● **Records for this task**:
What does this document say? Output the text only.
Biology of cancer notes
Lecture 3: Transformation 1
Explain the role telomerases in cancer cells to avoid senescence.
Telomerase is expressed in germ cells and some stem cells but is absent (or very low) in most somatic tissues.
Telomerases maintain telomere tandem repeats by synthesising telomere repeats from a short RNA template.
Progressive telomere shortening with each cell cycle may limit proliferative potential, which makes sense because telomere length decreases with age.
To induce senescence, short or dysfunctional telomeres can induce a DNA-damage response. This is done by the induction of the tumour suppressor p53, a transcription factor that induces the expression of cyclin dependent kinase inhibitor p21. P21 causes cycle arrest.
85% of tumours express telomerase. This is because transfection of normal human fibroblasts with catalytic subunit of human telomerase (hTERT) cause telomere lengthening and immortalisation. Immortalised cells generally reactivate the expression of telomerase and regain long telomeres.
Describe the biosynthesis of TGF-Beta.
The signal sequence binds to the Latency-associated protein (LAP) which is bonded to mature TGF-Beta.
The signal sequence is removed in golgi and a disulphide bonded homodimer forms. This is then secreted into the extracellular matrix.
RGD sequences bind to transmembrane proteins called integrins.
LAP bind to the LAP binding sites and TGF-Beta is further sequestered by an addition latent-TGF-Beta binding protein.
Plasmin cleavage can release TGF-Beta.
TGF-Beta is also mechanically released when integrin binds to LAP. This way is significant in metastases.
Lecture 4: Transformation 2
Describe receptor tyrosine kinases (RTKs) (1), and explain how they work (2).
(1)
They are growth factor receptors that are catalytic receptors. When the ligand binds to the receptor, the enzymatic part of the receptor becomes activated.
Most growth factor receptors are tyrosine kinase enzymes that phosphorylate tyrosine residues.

● **Exercise brief**: Reproduce the whole listing verbatim, leaving every line as it was.

● **Task result**:
What does this document say? Output the text only.
Biology of cancer notes
Lecture 3: Transformation 1
Explain the role telomerases in cancer cells to avoid senescence.
Telomerase is expressed in germ cells and some stem cells but is absent (or very low) in most somatic tissues.
Telomerases maintain telomere tandem repeats by synthesising telomere repeats from a short RNA template.
Progressive telomere shortening with each cell cycle may limit proliferative potential, which makes sense because telomere length decreases with age.
To induce senescence, short or dysfunctional telomeres can induce a DNA-damage response. This is done by the induction of the tumour suppressor p53, a transcription factor that induces the expression of cyclin dependent kinase inhibitor p21. P21 causes cycle arrest.
85% of tumours express telomerase. This is because transfection of normal human fibroblasts with catalytic subunit of human telomerase (hTERT) cause telomere lengthening and immortalisation. Immortalised cells generally reactivate the expression of telomerase and regain long telomeres.
Describe the biosynthesis of TGF-Beta.
The signal sequence binds to the Latency-associated protein (LAP) which is bonded to mature TGF-Beta.
The signal sequence is removed in golgi and a disulphide bonded homodimer forms. This is then secreted into the extracellular matrix.
RGD sequences bind to transmembrane proteins called integrins.
LAP bind to the LAP binding sites and TGF-Beta is further sequestered by an addition latent-TGF-Beta binding protein.
Plasmin cleavage can release TGF-Beta.
TGF-Beta is also mechanically released when integrin binds to LAP. This way is significant in metastases.
Lecture 4: Transformation 2
Describe receptor tyrosine kinases (RTKs) (1), and explain how they work (2).
(1)
They are growth factor receptors that are catalytic receptors. When the ligand binds to the receptor, the enzymatic part of the receptor becomes activated.
Most growth factor receptors are tyrosine kinase enzymes that phosphorylate tyrosine residues.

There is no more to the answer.